* [Available data]:
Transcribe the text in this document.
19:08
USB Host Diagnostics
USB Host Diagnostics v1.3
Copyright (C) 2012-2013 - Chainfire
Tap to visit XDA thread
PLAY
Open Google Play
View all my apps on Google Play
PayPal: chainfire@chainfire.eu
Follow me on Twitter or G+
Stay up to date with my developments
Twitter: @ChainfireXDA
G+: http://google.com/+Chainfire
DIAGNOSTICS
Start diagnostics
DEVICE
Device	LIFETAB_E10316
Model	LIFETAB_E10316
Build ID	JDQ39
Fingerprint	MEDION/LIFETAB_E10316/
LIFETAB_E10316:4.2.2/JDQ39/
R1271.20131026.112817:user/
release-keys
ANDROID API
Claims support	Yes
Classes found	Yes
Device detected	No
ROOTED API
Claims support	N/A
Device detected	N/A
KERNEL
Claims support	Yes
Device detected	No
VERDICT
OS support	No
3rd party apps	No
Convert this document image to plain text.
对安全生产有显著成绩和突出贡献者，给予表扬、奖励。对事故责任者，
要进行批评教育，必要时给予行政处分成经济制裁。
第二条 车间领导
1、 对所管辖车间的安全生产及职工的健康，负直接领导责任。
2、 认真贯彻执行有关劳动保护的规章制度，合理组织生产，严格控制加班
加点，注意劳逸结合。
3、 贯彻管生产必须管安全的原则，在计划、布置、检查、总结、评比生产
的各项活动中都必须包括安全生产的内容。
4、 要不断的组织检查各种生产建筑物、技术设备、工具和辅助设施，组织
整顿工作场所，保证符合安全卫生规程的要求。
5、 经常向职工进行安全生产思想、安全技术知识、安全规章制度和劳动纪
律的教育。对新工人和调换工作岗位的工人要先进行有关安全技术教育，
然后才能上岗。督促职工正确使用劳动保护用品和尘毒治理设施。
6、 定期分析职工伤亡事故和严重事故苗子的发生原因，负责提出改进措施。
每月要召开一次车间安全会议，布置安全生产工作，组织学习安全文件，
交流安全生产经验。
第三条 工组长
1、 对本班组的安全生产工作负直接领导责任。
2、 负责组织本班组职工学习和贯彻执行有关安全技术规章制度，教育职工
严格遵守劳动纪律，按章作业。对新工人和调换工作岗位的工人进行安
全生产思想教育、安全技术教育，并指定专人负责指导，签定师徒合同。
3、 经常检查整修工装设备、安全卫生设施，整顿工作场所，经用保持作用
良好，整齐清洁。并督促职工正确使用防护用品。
---
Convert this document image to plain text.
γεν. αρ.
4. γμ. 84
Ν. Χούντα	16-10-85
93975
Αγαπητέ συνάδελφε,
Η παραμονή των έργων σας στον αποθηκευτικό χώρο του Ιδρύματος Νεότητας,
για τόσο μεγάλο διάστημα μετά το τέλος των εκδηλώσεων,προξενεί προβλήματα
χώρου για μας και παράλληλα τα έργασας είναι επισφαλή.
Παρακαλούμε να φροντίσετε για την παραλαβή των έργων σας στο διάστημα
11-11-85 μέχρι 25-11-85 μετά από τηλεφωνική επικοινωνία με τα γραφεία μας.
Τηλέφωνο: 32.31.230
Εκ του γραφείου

* [Task goal]:
Show every line of the records above that contains the word "整顿工作场所".

* [Exercise answer]:
整顿工作场所，保证符合安全卫生规程的要求。
3、 经常检查整修工装设备、安全卫生设施，整顿工作场所，经用保持作用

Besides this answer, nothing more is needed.